Repeat the whole listing below, word for word.
**********
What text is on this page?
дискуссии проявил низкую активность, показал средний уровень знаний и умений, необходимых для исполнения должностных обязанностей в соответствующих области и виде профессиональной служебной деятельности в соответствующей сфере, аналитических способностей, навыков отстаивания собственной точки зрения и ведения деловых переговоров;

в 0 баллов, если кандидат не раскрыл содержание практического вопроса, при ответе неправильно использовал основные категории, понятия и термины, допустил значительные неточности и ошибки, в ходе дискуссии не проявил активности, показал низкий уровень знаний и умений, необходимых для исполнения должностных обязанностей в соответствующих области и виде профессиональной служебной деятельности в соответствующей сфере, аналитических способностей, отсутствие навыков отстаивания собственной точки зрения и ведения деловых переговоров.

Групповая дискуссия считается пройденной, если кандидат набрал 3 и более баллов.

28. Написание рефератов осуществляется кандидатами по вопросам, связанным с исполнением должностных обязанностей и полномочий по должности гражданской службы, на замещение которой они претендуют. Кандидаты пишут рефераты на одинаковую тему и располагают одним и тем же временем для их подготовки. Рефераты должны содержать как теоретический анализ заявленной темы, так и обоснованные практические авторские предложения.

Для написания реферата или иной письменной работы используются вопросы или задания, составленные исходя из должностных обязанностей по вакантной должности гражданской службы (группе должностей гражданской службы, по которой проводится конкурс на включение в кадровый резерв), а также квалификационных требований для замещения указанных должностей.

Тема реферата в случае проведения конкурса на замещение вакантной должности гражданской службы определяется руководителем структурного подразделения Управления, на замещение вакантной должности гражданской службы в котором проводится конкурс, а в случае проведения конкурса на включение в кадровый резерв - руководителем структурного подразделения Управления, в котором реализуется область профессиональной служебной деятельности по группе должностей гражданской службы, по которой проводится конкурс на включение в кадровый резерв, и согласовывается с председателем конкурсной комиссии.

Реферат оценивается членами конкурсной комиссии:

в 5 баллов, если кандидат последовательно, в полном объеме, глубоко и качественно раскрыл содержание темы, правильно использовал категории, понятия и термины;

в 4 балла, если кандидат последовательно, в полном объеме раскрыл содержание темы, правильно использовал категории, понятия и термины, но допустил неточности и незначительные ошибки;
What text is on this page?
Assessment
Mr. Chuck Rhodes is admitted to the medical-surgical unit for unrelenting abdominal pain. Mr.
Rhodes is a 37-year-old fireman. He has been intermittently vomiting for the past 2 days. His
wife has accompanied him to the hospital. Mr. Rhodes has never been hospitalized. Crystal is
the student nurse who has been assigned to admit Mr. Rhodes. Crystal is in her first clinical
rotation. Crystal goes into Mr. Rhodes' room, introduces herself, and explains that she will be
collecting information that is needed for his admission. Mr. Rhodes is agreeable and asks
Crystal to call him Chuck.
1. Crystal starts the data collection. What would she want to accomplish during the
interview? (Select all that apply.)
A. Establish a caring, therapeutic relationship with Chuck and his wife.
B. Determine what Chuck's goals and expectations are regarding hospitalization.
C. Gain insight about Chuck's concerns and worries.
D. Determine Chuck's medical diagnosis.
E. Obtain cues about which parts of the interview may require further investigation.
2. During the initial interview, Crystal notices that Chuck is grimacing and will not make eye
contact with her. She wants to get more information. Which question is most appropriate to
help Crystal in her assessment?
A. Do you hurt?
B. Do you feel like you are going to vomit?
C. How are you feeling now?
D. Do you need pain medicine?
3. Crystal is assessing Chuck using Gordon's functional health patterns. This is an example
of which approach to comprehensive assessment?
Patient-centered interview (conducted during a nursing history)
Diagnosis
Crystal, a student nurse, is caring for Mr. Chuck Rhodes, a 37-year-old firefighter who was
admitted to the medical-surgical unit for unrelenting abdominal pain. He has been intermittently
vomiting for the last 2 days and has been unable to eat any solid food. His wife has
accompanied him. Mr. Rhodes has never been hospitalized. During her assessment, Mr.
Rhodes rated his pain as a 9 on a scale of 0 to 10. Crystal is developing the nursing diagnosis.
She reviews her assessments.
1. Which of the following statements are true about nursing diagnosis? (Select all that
**********
The answer:
What text is on this page?
дискуссии проявил низкую активность, показал средний уровень знаний и умений, необходимых для исполнения должностных обязанностей в соответствующих области и виде профессиональной служебной деятельности в соответствующей сфере, аналитических способностей, навыков отстаивания собственной точки зрения и ведения деловых переговоров;

в 0 баллов, если кандидат не раскрыл содержание практического вопроса, при ответе неправильно использовал основные категории, понятия и термины, допустил значительные неточности и ошибки, в ходе дискуссии не проявил активности, показал низкий уровень знаний и умений, необходимых для исполнения должностных обязанностей в соответствующих области и виде профессиональной служебной деятельности в соответствующей сфере, аналитических способностей, отсутствие навыков отстаивания собственной точки зрения и ведения деловых переговоров.

Групповая дискуссия считается пройденной, если кандидат набрал 3 и более баллов.

28. Написание рефератов осуществляется кандидатами по вопросам, связанным с исполнением должностных обязанностей и полномочий по должности гражданской службы, на замещение которой они претендуют. Кандидаты пишут рефераты на одинаковую тему и располагают одним и тем же временем для их подготовки. Рефераты должны содержать как теоретический анализ заявленной темы, так и обоснованные практические авторские предложения.

Для написания реферата или иной письменной работы используются вопросы или задания, составленные исходя из должностных обязанностей по вакантной должности гражданской службы (группе должностей гражданской службы, по которой проводится конкурс на включение в кадровый резерв), а также квалификационных требований для замещения указанных должностей.

Тема реферата в случае проведения конкурса на замещение вакантной должности гражданской службы определяется руководителем структурного подразделения Управления, на замещение вакантной должности гражданской службы в котором проводится конкурс, а в случае проведения конкурса на включение в кадровый резерв - руководителем структурного подразделения Управления, в котором реализуется область профессиональной служебной деятельности по группе должностей гражданской службы, по которой проводится конкурс на включение в кадровый резерв, и согласовывается с председателем конкурсной комиссии.

Реферат оценивается членами конкурсной комиссии:

в 5 баллов, если кандидат последовательно, в полном объеме, глубоко и качественно раскрыл содержание темы, правильно использовал категории, понятия и термины;

в 4 балла, если кандидат последовательно, в полном объеме раскрыл содержание темы, правильно использовал категории, понятия и термины, но допустил неточности и незначительные ошибки;
What text is on this page?
Assessment
Mr. Chuck Rhodes is admitted to the medical-surgical unit for unrelenting abdominal pain. Mr.
Rhodes is a 37-year-old fireman. He has been intermittently vomiting for the past 2 days. His
wife has accompanied him to the hospital. Mr. Rhodes has never been hospitalized. Crystal is
the student nurse who has been assigned to admit Mr. Rhodes. Crystal is in her first clinical
rotation. Crystal goes into Mr. Rhodes' room, introduces herself, and explains that she will be
collecting information that is needed for his admission. Mr. Rhodes is agreeable and asks
Crystal to call him Chuck.
1. Crystal starts the data collection. What would she want to accomplish during the
interview? (Select all that apply.)
A. Establish a caring, therapeutic relationship with Chuck and his wife.
B. Determine what Chuck's goals and expectations are regarding hospitalization.
C. Gain insight about Chuck's concerns and worries.
D. Determine Chuck's medical diagnosis.
E. Obtain cues about which parts of the interview may require further investigation.
2. During the initial interview, Crystal notices that Chuck is grimacing and will not make eye
contact with her. She wants to get more information. Which question is most appropriate to
help Crystal in her assessment?
A. Do you hurt?
B. Do you feel like you are going to vomit?
C. How are you feeling now?
D. Do you need pain medicine?
3. Crystal is assessing Chuck using Gordon's functional health patterns. This is an example
of which approach to comprehensive assessment?
Patient-centered interview (conducted during a nursing history)
Diagnosis
Crystal, a student nurse, is caring for Mr. Chuck Rhodes, a 37-year-old firefighter who was
admitted to the medical-surgical unit for unrelenting abdominal pain. He has been intermittently
vomiting for the last 2 days and has been unable to eat any solid food. His wife has
accompanied him. Mr. Rhodes has never been hospitalized. During her assessment, Mr.
Rhodes rated his pain as a 9 on a scale of 0 to 10. Crystal is developing the nursing diagnosis.
She reviews her assessments.
1. Which of the following statements are true about nursing diagnosis? (Select all that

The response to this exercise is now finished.